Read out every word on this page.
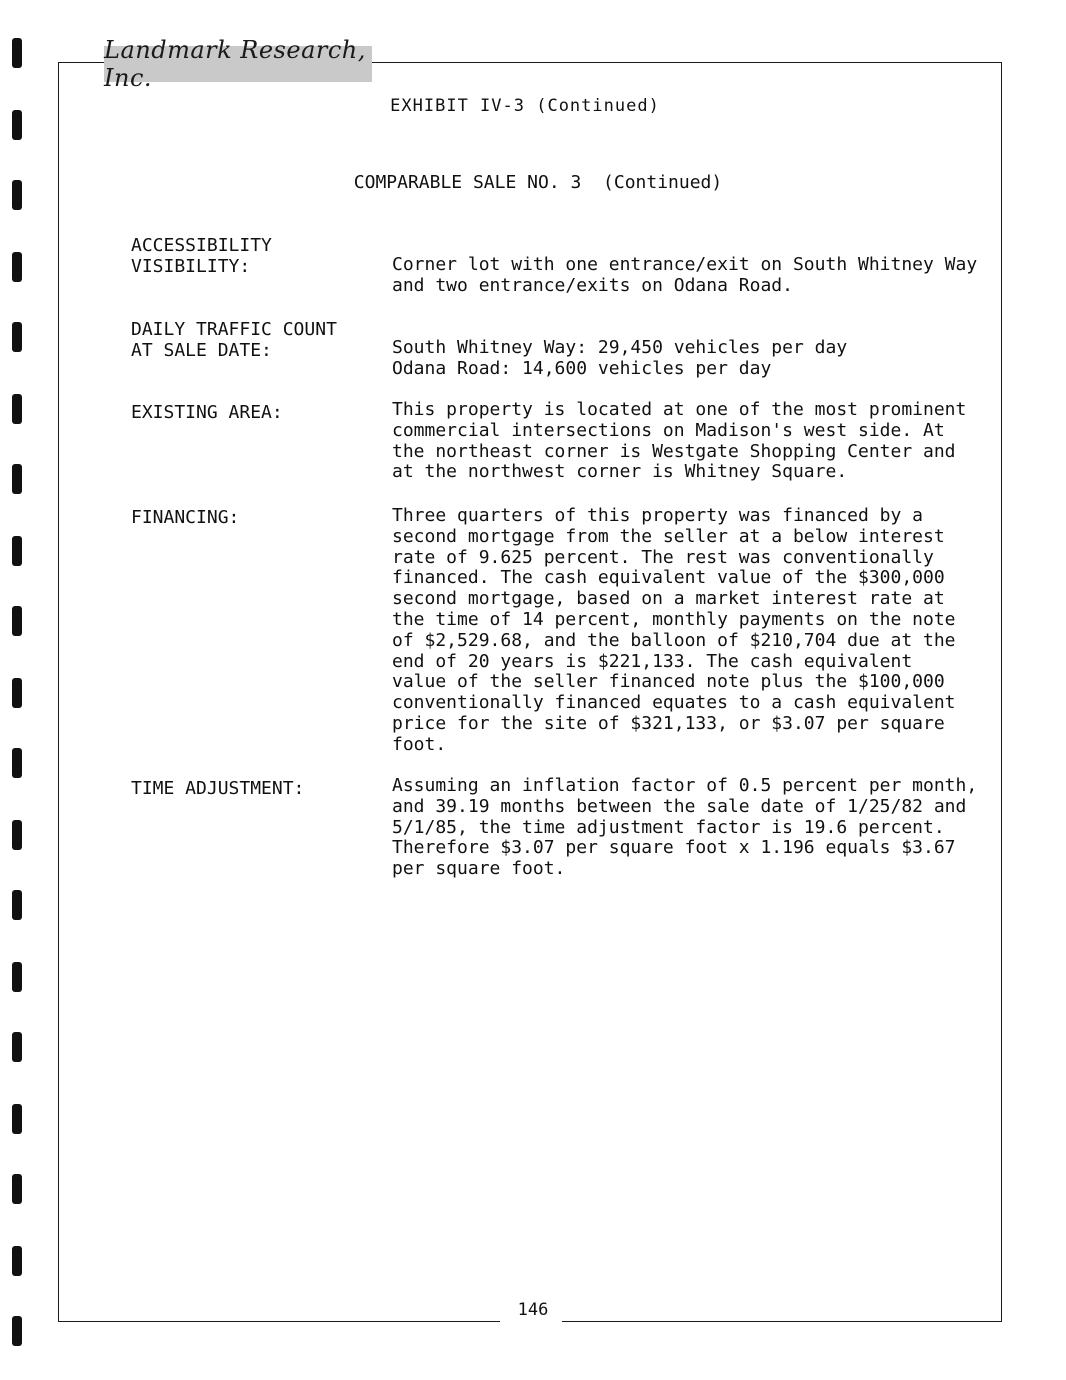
Landmark Research, Inc.
EXHIBIT IV-3 (Continued)
COMPARABLE SALE NO. 3  (Continued)
ACCESSIBILITY
VISIBILITY:	Corner lot with one entrance/exit on South Whitney Way
and two entrance/exits on Odana Road.
DAILY TRAFFIC COUNT
AT SALE DATE:	South Whitney Way: 29,450 vehicles per day
Odana Road: 14,600 vehicles per day
EXISTING AREA:	This property is located at one of the most prominent
commercial intersections on Madison's west side. At
the northeast corner is Westgate Shopping Center and
at the northwest corner is Whitney Square.
FINANCING:	Three quarters of this property was financed by a
second mortgage from the seller at a below interest
rate of 9.625 percent. The rest was conventionally
financed. The cash equivalent value of the $300,000
second mortgage, based on a market interest rate at
the time of 14 percent, monthly payments on the note
of $2,529.68, and the balloon of $210,704 due at the
end of 20 years is $221,133. The cash equivalent
value of the seller financed note plus the $100,000
conventionally financed equates to a cash equivalent
price for the site of $321,133, or $3.07 per square
foot.
TIME ADJUSTMENT:	Assuming an inflation factor of 0.5 percent per month,
and 39.19 months between the sale date of 1/25/82 and
5/1/85, the time adjustment factor is 19.6 percent.
Therefore $3.07 per square foot x 1.196 equals $3.67
per square foot.
146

• YOUR TASK
Your task is to return the entries above exactly, with no pictures.

• WRITTEN SOLUTION
Read out every word on this page.
Landmark Research, Inc.
EXHIBIT IV-3 (Continued)
COMPARABLE SALE NO. 3  (Continued)
ACCESSIBILITY
VISIBILITY:	Corner lot with one entrance/exit on South Whitney Way
and two entrance/exits on Odana Road.
DAILY TRAFFIC COUNT
AT SALE DATE:	South Whitney Way: 29,450 vehicles per day
Odana Road: 14,600 vehicles per day
EXISTING AREA:	This property is located at one of the most prominent
commercial intersections on Madison's west side. At
the northeast corner is Westgate Shopping Center and
at the northwest corner is Whitney Square.
FINANCING:	Three quarters of this property was financed by a
second mortgage from the seller at a below interest
rate of 9.625 percent. The rest was conventionally
financed. The cash equivalent value of the $300,000
second mortgage, based on a market interest rate at
the time of 14 percent, monthly payments on the note
of $2,529.68, and the balloon of $210,704 due at the
end of 20 years is $221,133. The cash equivalent
value of the seller financed note plus the $100,000
conventionally financed equates to a cash equivalent
price for the site of $321,133, or $3.07 per square
foot.
TIME ADJUSTMENT:	Assuming an inflation factor of 0.5 percent per month,
and 39.19 months between the sale date of 1/25/82 and
5/1/85, the time adjustment factor is 19.6 percent.
Therefore $3.07 per square foot x 1.196 equals $3.67
per square foot.
146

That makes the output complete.